Problem details
Locate every line in the records below that contains the word "Seinsheim", and copy each one.

Stored records

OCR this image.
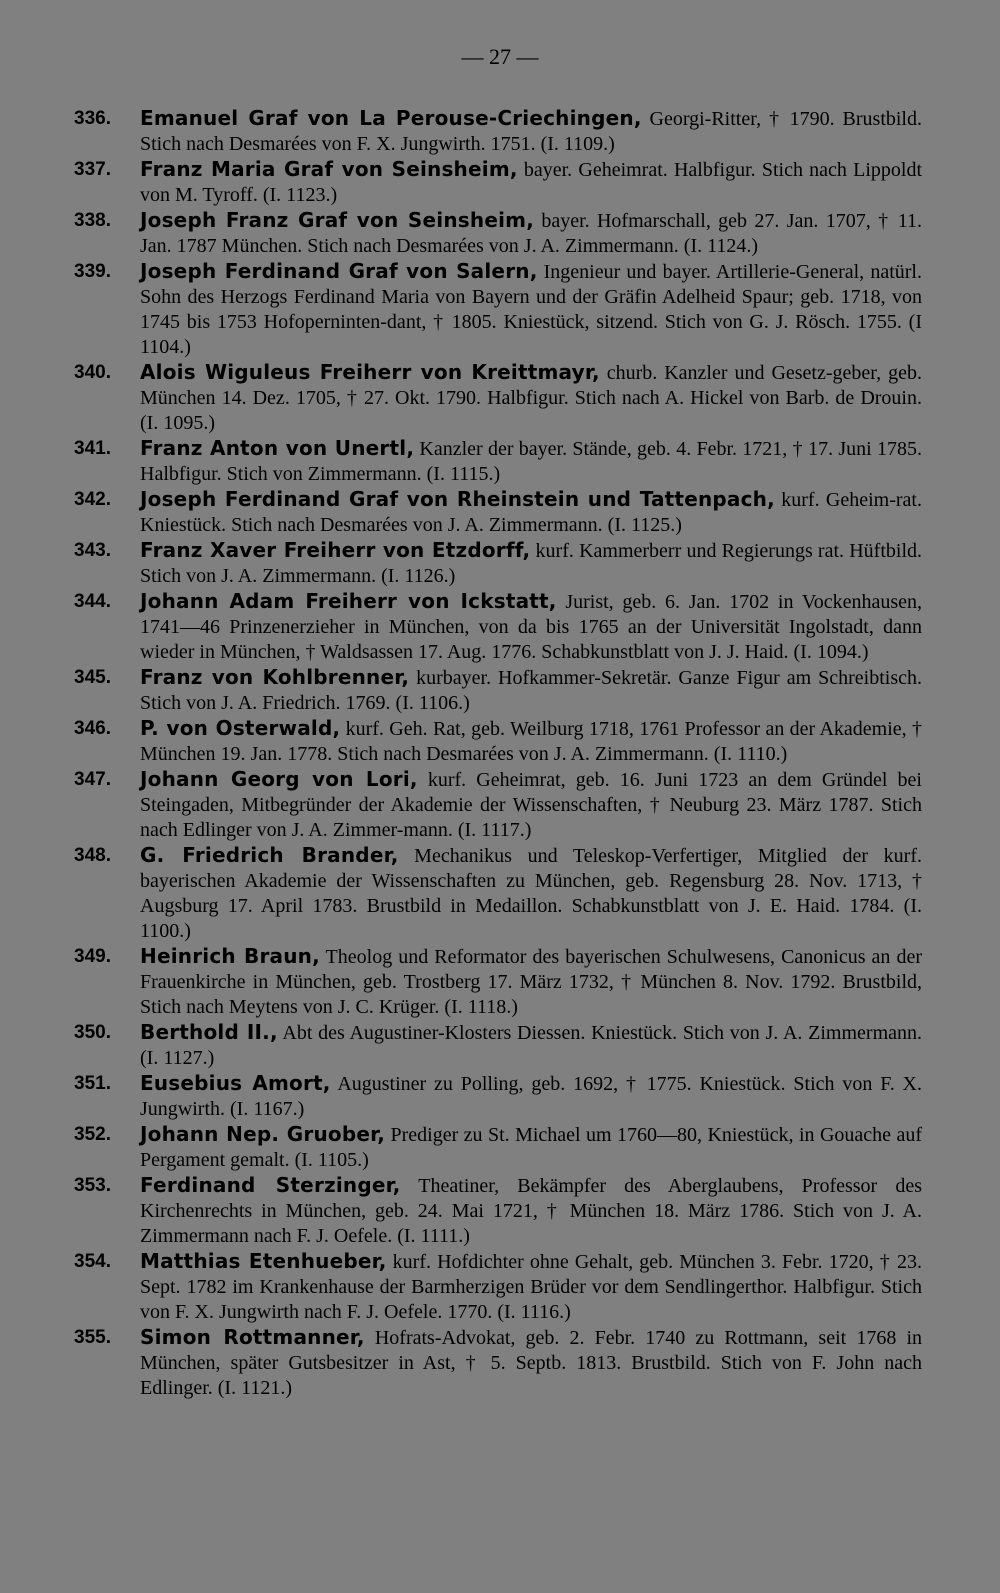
— 27 —
336. Emanuel Graf von La Perouse-Criechingen, Georgi-Ritter, † 1790. Brustbild. Stich nach Desmarées von F. X. Jungwirth. 1751. (I. 1109.)
337. Franz Maria Graf von Seinsheim, bayer. Geheimrat. Halbfigur. Stich nach Lippoldt von M. Tyroff. (I. 1123.)
338. Joseph Franz Graf von Seinsheim, bayer. Hofmarschall, geb 27. Jan. 1707, † 11. Jan. 1787 München. Stich nach Desmarées von J. A. Zimmermann. (I. 1124.)
339. Joseph Ferdinand Graf von Salern, Ingenieur und bayer. Artillerie-General, natürl. Sohn des Herzogs Ferdinand Maria von Bayern und der Gräfin Adelheid Spaur; geb. 1718, von 1745 bis 1753 Hofoperninten-dant, † 1805. Kniestück, sitzend. Stich von G. J. Rösch. 1755. (I 1104.)
340. Alois Wiguleus Freiherr von Kreittmayr, churb. Kanzler und Gesetz-geber, geb. München 14. Dez. 1705, † 27. Okt. 1790. Halbfigur. Stich nach A. Hickel von Barb. de Drouin. (I. 1095.)
341. Franz Anton von Unertl, Kanzler der bayer. Stände, geb. 4. Febr. 1721, † 17. Juni 1785. Halbfigur. Stich von Zimmermann. (I. 1115.)
342. Joseph Ferdinand Graf von Rheinstein und Tattenpach, kurf. Geheim-rat. Kniestück. Stich nach Desmarées von J. A. Zimmermann. (I. 1125.)
343. Franz Xaver Freiherr von Etzdorff, kurf. Kammerberr und Regierungs rat. Hüftbild. Stich von J. A. Zimmermann. (I. 1126.)
344. Johann Adam Freiherr von Ickstatt, Jurist, geb. 6. Jan. 1702 in Vockenhausen, 1741—46 Prinzenerzieher in München, von da bis 1765 an der Universität Ingolstadt, dann wieder in München, † Waldsassen 17. Aug. 1776. Schabkunstblatt von J. J. Haid. (I. 1094.)
345. Franz von Kohlbrenner, kurbayer. Hofkammer-Sekretär. Ganze Figur am Schreibtisch. Stich von J. A. Friedrich. 1769. (I. 1106.)
346. P. von Osterwald, kurf. Geh. Rat, geb. Weilburg 1718, 1761 Professor an der Akademie, † München 19. Jan. 1778. Stich nach Desmarées von J. A. Zimmermann. (I. 1110.)
347. Johann Georg von Lori, kurf. Geheimrat, geb. 16. Juni 1723 an dem Gründel bei Steingaden, Mitbegründer der Akademie der Wissenschaften, † Neuburg 23. März 1787. Stich nach Edlinger von J. A. Zimmer-mann. (I. 1117.)
348. G. Friedrich Brander, Mechanikus und Teleskop-Verfertiger, Mitglied der kurf. bayerischen Akademie der Wissenschaften zu München, geb. Regensburg 28. Nov. 1713, † Augsburg 17. April 1783. Brustbild in Medaillon. Schabkunstblatt von J. E. Haid. 1784. (I. 1100.)
349. Heinrich Braun, Theolog und Reformator des bayerischen Schulwesens, Canonicus an der Frauenkirche in München, geb. Trostberg 17. März 1732, † München 8. Nov. 1792. Brustbild, Stich nach Meytens von J. C. Krüger. (I. 1118.)
350. Berthold II., Abt des Augustiner-Klosters Diessen. Kniestück. Stich von J. A. Zimmermann. (I. 1127.)
351. Eusebius Amort, Augustiner zu Polling, geb. 1692, † 1775. Kniestück. Stich von F. X. Jungwirth. (I. 1167.)
352. Johann Nep. Gruober, Prediger zu St. Michael um 1760—80, Kniestück, in Gouache auf Pergament gemalt. (I. 1105.)
353. Ferdinand Sterzinger, Theatiner, Bekämpfer des Aberglaubens, Professor des Kirchenrechts in München, geb. 24. Mai 1721, † München 18. März 1786. Stich von J. A. Zimmermann nach F. J. Oefele. (I. 1111.)
354. Matthias Etenhueber, kurf. Hofdichter ohne Gehalt, geb. München 3. Febr. 1720, † 23. Sept. 1782 im Krankenhause der Barmherzigen Brüder vor dem Sendlingerthor. Halbfigur. Stich von F. X. Jungwirth nach F. J. Oefele. 1770. (I. 1116.)
355. Simon Rottmanner, Hofrats-Advokat, geb. 2. Febr. 1740 zu Rottmann, seit 1768 in München, später Gutsbesitzer in Ast, † 5. Septb. 1813. Brustbild. Stich von F. John nach Edlinger. (I. 1121.)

Solved problem
337. Franz Maria Graf von Seinsheim, bayer. Geheimrat. Halbfigur. Stich nach Lippoldt von M. Tyroff. (I. 1123.)
338. Joseph Franz Graf von Seinsheim, bayer. Hofmarschall, geb 27. Jan. 1707, † 11. Jan. 1787 München. Stich nach Desmarées von J. A. Zimmermann. (I. 1124.)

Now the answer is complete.